Task: Reproduce the following material exactly, including every line.

Provided information:
────────────────────────────────────────

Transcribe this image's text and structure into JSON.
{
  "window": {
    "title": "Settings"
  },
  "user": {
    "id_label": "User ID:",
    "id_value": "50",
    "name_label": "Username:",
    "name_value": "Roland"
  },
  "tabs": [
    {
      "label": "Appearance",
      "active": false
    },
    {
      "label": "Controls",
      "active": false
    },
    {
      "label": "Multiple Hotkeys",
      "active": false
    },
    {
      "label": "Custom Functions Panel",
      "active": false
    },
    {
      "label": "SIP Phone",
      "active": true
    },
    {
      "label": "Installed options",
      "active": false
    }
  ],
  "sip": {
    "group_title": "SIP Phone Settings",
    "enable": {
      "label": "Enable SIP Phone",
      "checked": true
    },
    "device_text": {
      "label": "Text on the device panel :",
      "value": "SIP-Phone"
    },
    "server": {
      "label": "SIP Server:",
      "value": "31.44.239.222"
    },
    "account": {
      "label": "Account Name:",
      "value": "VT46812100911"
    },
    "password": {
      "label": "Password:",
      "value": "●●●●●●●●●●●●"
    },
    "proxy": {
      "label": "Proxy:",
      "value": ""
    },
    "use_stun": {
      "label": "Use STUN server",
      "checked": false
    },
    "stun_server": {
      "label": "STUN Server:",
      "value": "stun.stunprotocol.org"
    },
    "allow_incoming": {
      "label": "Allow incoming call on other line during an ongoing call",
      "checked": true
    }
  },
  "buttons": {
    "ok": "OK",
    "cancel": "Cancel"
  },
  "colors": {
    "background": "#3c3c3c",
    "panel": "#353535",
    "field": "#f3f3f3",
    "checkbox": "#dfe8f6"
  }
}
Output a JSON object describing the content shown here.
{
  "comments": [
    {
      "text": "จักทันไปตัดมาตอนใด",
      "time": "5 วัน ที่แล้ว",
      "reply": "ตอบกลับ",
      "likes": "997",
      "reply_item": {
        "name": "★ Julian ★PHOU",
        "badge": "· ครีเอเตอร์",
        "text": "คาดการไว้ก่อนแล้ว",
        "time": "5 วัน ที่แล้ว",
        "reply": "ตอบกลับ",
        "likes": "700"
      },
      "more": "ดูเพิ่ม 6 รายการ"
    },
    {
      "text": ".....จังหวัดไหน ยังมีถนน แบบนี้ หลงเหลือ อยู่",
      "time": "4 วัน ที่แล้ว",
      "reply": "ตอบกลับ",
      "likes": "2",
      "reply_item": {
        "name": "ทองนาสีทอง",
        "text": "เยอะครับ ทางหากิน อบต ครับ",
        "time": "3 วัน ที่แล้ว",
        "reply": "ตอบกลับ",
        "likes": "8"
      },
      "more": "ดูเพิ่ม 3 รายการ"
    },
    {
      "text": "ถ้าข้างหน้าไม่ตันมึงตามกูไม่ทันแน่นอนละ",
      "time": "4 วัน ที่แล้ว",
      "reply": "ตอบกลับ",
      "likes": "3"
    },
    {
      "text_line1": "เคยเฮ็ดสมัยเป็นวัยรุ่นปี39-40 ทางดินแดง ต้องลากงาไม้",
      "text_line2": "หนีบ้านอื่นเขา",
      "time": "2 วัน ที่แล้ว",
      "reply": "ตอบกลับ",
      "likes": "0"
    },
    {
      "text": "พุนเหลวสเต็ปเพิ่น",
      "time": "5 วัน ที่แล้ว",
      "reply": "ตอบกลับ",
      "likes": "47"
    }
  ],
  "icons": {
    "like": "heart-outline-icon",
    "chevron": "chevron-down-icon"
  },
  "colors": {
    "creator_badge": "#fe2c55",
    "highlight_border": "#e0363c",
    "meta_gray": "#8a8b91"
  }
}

────────────────────────────────────────

Finished exercise:
Transcribe this image's text and structure into JSON.
{
  "window": {
    "title": "Settings"
  },
  "user": {
    "id_label": "User ID:",
    "id_value": "50",
    "name_label": "Username:",
    "name_value": "Roland"
  },
  "tabs": [
    {
      "label": "Appearance",
      "active": false
    },
    {
      "label": "Controls",
      "active": false
    },
    {
      "label": "Multiple Hotkeys",
      "active": false
    },
    {
      "label": "Custom Functions Panel",
      "active": false
    },
    {
      "label": "SIP Phone",
      "active": true
    },
    {
      "label": "Installed options",
      "active": false
    }
  ],
  "sip": {
    "group_title": "SIP Phone Settings",
    "enable": {
      "label": "Enable SIP Phone",
      "checked": true
    },
    "device_text": {
      "label": "Text on the device panel :",
      "value": "SIP-Phone"
    },
    "server": {
      "label": "SIP Server:",
      "value": "31.44.239.222"
    },
    "account": {
      "label": "Account Name:",
      "value": "VT46812100911"
    },
    "password": {
      "label": "Password:",
      "value": "●●●●●●●●●●●●"
    },
    "proxy": {
      "label": "Proxy:",
      "value": ""
    },
    "use_stun": {
      "label": "Use STUN server",
      "checked": false
    },
    "stun_server": {
      "label": "STUN Server:",
      "value": "stun.stunprotocol.org"
    },
    "allow_incoming": {
      "label": "Allow incoming call on other line during an ongoing call",
      "checked": true
    }
  },
  "buttons": {
    "ok": "OK",
    "cancel": "Cancel"
  },
  "colors": {
    "background": "#3c3c3c",
    "panel": "#353535",
    "field": "#f3f3f3",
    "checkbox": "#dfe8f6"
  }
}
Output a JSON object describing the content shown here.
{
  "comments": [
    {
      "text": "จักทันไปตัดมาตอนใด",
      "time": "5 วัน ที่แล้ว",
      "reply": "ตอบกลับ",
      "likes": "997",
      "reply_item": {
        "name": "★ Julian ★PHOU",
        "badge": "· ครีเอเตอร์",
        "text": "คาดการไว้ก่อนแล้ว",
        "time": "5 วัน ที่แล้ว",
        "reply": "ตอบกลับ",
        "likes": "700"
      },
      "more": "ดูเพิ่ม 6 รายการ"
    },
    {
      "text": ".....จังหวัดไหน ยังมีถนน แบบนี้ หลงเหลือ อยู่",
      "time": "4 วัน ที่แล้ว",
      "reply": "ตอบกลับ",
      "likes": "2",
      "reply_item": {
        "name": "ทองนาสีทอง",
        "text": "เยอะครับ ทางหากิน อบต ครับ",
        "time": "3 วัน ที่แล้ว",
        "reply": "ตอบกลับ",
        "likes": "8"
      },
      "more": "ดูเพิ่ม 3 รายการ"
    },
    {
      "text": "ถ้าข้างหน้าไม่ตันมึงตามกูไม่ทันแน่นอนละ",
      "time": "4 วัน ที่แล้ว",
      "reply": "ตอบกลับ",
      "likes": "3"
    },
    {
      "text_line1": "เคยเฮ็ดสมัยเป็นวัยรุ่นปี39-40 ทางดินแดง ต้องลากงาไม้",
      "text_line2": "หนีบ้านอื่นเขา",
      "time": "2 วัน ที่แล้ว",
      "reply": "ตอบกลับ",
      "likes": "0"
    },
    {
      "text": "พุนเหลวสเต็ปเพิ่น",
      "time": "5 วัน ที่แล้ว",
      "reply": "ตอบกลับ",
      "likes": "47"
    }
  ],
  "icons": {
    "like": "heart-outline-icon",
    "chevron": "chevron-down-icon"
  },
  "colors": {
    "creator_badge": "#fe2c55",
    "highlight_border": "#e0363c",
    "meta_gray": "#8a8b91"
  }
}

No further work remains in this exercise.